What the task asks >> Gather from the listing below each line that includes the word "icon", and copy it.

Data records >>

## BEGIN

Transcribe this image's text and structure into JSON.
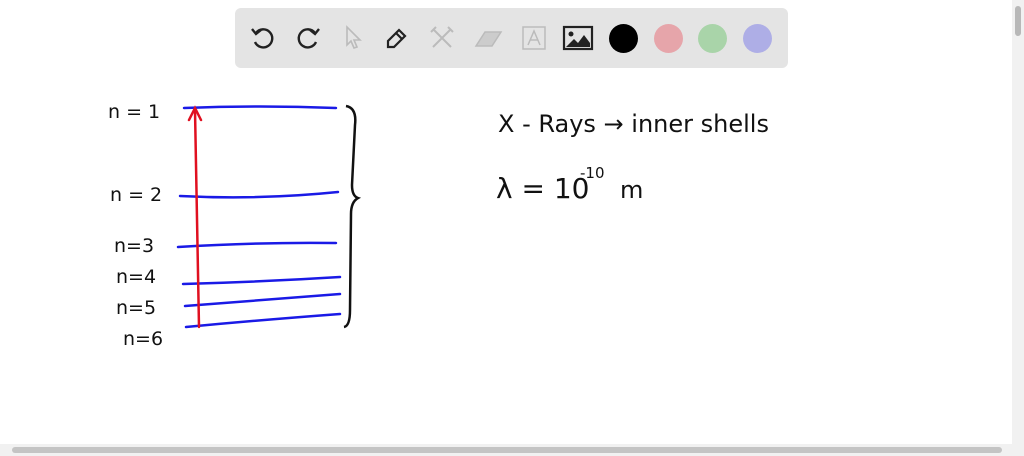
{
  "toolbar": {
    "tools": [
      "undo-icon",
      "redo-icon",
      "select-icon",
      "pen-icon",
      "tools-icon",
      "eraser-icon",
      "text-icon",
      "image-icon"
    ],
    "colors": [
      "#000000",
      "#e6a5aa",
      "#a9d4a9",
      "#aeaee6"
    ]
  },
  "board": {
    "levels": [
      "n = 1",
      "n = 2",
      "n=3",
      "n=4",
      "n=5",
      "n=6"
    ],
    "note_line1": "X - Rays → inner shells",
    "note_lambda": "λ = 10",
    "note_exp": "-10",
    "note_unit": "m",
    "level_color": "#1a1ae6",
    "arrow_color": "#e01020"
  }
}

## END

Answer for this exercise >>
      "undo-icon",
      "redo-icon",
      "select-icon",
      "pen-icon",
      "tools-icon",
      "eraser-icon",
      "text-icon",
      "image-icon"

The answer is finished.